Your instructions -
Write out the rows from the very first one through the row that contains "Circle shape — [23, 537, 73, 587]", copying each one character for character.

Information shown -
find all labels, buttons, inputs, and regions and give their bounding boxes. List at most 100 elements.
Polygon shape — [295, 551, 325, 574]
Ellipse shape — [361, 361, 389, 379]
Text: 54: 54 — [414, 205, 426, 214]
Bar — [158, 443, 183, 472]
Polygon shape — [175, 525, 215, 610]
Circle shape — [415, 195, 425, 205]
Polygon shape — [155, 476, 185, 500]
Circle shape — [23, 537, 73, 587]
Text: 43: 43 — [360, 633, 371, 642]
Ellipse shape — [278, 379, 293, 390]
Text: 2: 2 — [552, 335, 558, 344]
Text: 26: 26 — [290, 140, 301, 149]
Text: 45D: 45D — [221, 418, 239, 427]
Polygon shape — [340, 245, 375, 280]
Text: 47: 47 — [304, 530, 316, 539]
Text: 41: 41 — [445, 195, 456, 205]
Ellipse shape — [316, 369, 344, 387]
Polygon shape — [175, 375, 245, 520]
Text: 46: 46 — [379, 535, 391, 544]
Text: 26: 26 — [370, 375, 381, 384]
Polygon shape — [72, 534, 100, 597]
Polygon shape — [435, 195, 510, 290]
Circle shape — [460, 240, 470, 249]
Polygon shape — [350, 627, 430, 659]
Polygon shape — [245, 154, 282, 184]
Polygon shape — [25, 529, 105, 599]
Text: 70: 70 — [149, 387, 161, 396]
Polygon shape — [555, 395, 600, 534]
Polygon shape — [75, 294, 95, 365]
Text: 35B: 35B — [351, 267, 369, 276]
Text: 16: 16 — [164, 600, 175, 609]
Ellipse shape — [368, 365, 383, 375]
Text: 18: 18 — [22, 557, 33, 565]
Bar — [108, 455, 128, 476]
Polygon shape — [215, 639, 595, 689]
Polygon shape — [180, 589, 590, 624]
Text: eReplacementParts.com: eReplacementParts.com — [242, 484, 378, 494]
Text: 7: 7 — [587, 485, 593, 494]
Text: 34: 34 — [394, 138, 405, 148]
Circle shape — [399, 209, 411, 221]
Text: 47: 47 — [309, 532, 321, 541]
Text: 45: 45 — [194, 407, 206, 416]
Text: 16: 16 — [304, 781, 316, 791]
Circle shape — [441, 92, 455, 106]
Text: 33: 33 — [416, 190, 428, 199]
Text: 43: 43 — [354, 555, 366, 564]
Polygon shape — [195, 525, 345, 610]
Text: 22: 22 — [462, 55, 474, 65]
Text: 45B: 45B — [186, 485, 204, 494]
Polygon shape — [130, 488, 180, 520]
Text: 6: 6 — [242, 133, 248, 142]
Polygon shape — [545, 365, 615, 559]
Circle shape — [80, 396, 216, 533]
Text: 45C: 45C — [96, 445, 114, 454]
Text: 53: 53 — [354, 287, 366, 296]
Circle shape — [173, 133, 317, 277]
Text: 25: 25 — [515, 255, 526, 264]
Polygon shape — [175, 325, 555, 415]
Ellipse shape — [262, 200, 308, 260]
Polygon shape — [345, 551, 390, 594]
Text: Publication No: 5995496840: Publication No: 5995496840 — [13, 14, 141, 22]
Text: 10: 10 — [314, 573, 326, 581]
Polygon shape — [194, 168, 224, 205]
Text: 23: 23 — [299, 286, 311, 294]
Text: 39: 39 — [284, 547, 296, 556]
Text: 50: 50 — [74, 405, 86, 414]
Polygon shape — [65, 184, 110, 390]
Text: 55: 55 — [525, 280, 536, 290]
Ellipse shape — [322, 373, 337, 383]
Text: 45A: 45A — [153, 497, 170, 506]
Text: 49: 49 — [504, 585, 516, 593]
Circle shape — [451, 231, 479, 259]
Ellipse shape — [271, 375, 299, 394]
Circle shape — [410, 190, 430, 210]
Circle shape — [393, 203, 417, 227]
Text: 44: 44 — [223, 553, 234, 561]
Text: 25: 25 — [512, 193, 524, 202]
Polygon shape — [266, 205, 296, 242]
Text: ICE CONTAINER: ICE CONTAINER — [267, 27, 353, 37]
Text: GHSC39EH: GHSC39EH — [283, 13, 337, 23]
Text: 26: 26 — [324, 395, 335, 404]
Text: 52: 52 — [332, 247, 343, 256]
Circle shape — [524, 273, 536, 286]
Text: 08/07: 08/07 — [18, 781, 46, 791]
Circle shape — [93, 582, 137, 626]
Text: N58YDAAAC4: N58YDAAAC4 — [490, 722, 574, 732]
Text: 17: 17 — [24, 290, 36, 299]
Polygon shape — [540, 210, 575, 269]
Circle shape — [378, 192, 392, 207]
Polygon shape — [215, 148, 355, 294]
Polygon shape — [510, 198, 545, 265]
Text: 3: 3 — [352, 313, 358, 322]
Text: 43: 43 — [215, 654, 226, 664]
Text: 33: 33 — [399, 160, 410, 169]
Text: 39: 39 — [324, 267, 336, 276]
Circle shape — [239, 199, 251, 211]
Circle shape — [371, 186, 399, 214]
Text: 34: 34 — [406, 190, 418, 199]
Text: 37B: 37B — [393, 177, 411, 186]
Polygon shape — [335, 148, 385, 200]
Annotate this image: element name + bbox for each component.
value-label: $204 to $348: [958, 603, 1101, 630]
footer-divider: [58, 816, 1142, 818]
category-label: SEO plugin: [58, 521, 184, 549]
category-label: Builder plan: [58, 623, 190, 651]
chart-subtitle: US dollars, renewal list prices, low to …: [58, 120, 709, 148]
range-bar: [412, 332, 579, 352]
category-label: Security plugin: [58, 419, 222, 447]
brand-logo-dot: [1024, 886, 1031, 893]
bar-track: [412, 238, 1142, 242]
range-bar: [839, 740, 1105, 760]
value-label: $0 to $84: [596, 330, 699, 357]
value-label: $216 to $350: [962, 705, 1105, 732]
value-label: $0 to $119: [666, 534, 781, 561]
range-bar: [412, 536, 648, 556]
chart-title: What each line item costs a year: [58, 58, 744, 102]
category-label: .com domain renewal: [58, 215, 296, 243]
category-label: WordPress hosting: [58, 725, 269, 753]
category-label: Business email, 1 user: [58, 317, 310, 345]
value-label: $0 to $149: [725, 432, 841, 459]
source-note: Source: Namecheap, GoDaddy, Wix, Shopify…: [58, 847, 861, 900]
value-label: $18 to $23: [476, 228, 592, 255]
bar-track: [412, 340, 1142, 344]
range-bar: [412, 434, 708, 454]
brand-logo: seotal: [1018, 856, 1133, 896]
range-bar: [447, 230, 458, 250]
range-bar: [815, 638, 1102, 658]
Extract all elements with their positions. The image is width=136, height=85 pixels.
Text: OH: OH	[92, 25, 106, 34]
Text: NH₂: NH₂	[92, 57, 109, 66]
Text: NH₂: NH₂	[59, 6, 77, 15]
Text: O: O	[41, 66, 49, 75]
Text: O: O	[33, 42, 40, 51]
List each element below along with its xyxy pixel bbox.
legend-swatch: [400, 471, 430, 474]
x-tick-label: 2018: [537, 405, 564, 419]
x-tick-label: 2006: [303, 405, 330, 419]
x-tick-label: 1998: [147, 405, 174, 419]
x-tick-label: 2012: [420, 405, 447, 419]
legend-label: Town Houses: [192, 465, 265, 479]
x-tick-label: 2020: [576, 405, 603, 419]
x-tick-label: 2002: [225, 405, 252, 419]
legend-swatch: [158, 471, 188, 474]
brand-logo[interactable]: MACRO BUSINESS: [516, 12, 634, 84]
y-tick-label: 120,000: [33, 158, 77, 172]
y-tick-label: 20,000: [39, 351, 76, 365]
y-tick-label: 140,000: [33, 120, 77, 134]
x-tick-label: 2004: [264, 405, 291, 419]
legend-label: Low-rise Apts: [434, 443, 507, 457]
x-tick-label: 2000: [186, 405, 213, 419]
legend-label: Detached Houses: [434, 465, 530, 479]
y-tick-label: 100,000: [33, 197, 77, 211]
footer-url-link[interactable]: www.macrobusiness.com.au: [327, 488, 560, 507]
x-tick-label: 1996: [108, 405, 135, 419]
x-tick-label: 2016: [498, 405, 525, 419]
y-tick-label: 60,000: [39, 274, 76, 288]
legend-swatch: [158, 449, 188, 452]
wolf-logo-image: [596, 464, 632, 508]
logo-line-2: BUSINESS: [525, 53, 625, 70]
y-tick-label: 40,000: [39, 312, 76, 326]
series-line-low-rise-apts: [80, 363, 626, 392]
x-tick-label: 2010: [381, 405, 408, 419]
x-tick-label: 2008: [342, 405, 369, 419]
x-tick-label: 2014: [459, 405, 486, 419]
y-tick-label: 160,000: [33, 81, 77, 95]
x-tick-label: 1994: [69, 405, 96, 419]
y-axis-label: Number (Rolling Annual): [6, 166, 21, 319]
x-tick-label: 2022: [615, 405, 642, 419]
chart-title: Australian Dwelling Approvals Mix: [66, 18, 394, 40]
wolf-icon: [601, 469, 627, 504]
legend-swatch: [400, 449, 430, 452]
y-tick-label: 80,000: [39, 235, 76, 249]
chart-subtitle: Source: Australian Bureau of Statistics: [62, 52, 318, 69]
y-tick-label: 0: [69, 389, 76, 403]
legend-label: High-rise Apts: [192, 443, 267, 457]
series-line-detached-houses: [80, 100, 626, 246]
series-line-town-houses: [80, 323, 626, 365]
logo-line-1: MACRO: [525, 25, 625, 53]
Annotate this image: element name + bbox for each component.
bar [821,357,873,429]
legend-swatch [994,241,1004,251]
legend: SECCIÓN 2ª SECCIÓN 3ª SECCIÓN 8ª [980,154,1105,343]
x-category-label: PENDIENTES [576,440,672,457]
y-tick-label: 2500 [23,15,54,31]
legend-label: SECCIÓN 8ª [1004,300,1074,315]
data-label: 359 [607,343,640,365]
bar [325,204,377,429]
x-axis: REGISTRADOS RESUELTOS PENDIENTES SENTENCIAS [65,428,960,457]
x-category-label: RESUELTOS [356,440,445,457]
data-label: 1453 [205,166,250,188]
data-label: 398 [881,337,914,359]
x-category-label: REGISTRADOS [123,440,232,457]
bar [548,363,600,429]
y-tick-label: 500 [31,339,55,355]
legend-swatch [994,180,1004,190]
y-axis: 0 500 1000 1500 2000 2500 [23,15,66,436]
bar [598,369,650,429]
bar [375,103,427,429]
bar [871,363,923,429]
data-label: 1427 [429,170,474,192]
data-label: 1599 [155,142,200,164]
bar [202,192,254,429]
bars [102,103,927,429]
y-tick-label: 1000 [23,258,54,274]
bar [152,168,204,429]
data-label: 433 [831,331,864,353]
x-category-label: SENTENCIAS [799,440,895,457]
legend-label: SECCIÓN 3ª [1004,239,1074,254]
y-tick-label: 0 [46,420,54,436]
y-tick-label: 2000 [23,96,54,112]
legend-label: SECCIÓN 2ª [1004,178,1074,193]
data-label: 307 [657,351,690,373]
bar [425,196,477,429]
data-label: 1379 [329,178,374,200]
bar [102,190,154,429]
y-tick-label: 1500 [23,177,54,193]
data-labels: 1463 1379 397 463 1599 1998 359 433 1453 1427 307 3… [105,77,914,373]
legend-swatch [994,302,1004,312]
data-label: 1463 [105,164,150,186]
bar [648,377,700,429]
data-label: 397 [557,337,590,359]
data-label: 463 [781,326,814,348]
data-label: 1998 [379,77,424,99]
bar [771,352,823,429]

Right answer -
find all labels, buttons, inputs, and regions and give their bounding boxes. List at most 100 elements.
Polygon shape — [295, 551, 325, 574]
Ellipse shape — [361, 361, 389, 379]
Text: 54: 54 — [414, 205, 426, 214]
Bar — [158, 443, 183, 472]
Polygon shape — [175, 525, 215, 610]
Circle shape — [415, 195, 425, 205]
Polygon shape — [155, 476, 185, 500]
Circle shape — [23, 537, 73, 587]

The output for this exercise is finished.